GOAL OF THE EXERCISE:
Here are some records; return them all exactly.

Dataset rows about figures:

....

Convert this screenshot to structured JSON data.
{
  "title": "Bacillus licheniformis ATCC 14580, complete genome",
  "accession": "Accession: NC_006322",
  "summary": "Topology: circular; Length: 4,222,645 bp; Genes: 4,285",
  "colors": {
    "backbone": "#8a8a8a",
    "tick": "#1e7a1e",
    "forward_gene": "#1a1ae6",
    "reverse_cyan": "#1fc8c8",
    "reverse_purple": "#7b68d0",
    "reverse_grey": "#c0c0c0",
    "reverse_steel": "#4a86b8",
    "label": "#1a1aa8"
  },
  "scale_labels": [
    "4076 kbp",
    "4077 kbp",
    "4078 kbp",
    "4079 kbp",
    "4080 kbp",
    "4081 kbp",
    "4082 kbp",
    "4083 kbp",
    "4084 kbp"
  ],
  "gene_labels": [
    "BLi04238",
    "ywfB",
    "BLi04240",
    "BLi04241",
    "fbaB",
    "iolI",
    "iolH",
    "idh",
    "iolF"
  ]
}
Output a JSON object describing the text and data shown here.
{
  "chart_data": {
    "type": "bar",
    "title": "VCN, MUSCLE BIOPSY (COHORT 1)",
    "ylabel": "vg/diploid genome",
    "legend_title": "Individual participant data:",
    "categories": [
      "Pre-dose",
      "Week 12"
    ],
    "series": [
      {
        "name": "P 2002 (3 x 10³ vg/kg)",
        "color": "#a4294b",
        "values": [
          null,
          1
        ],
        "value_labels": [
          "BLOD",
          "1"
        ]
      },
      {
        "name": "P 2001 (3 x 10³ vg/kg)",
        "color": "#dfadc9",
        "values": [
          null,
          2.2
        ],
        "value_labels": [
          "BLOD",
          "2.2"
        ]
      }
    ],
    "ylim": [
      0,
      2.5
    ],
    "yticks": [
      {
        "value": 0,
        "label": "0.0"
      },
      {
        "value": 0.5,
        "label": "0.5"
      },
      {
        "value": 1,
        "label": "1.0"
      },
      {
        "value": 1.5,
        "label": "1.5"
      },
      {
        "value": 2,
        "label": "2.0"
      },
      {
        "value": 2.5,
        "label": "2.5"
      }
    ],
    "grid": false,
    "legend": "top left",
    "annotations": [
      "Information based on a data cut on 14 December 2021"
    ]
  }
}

....

WRITTEN SOLUTION:
Convert this screenshot to structured JSON data.
{
  "title": "Bacillus licheniformis ATCC 14580, complete genome",
  "accession": "Accession: NC_006322",
  "summary": "Topology: circular; Length: 4,222,645 bp; Genes: 4,285",
  "colors": {
    "backbone": "#8a8a8a",
    "tick": "#1e7a1e",
    "forward_gene": "#1a1ae6",
    "reverse_cyan": "#1fc8c8",
    "reverse_purple": "#7b68d0",
    "reverse_grey": "#c0c0c0",
    "reverse_steel": "#4a86b8",
    "label": "#1a1aa8"
  },
  "scale_labels": [
    "4076 kbp",
    "4077 kbp",
    "4078 kbp",
    "4079 kbp",
    "4080 kbp",
    "4081 kbp",
    "4082 kbp",
    "4083 kbp",
    "4084 kbp"
  ],
  "gene_labels": [
    "BLi04238",
    "ywfB",
    "BLi04240",
    "BLi04241",
    "fbaB",
    "iolI",
    "iolH",
    "idh",
    "iolF"
  ]
}
Output a JSON object describing the text and data shown here.
{
  "chart_data": {
    "type": "bar",
    "title": "VCN, MUSCLE BIOPSY (COHORT 1)",
    "ylabel": "vg/diploid genome",
    "legend_title": "Individual participant data:",
    "categories": [
      "Pre-dose",
      "Week 12"
    ],
    "series": [
      {
        "name": "P 2002 (3 x 10³ vg/kg)",
        "color": "#a4294b",
        "values": [
          null,
          1
        ],
        "value_labels": [
          "BLOD",
          "1"
        ]
      },
      {
        "name": "P 2001 (3 x 10³ vg/kg)",
        "color": "#dfadc9",
        "values": [
          null,
          2.2
        ],
        "value_labels": [
          "BLOD",
          "2.2"
        ]
      }
    ],
    "ylim": [
      0,
      2.5
    ],
    "yticks": [
      {
        "value": 0,
        "label": "0.0"
      },
      {
        "value": 0.5,
        "label": "0.5"
      },
      {
        "value": 1,
        "label": "1.0"
      },
      {
        "value": 1.5,
        "label": "1.5"
      },
      {
        "value": 2,
        "label": "2.0"
      },
      {
        "value": 2.5,
        "label": "2.5"
      }
    ],
    "grid": false,
    "legend": "top left",
    "annotations": [
      "Information based on a data cut on 14 December 2021"
    ]
  }
}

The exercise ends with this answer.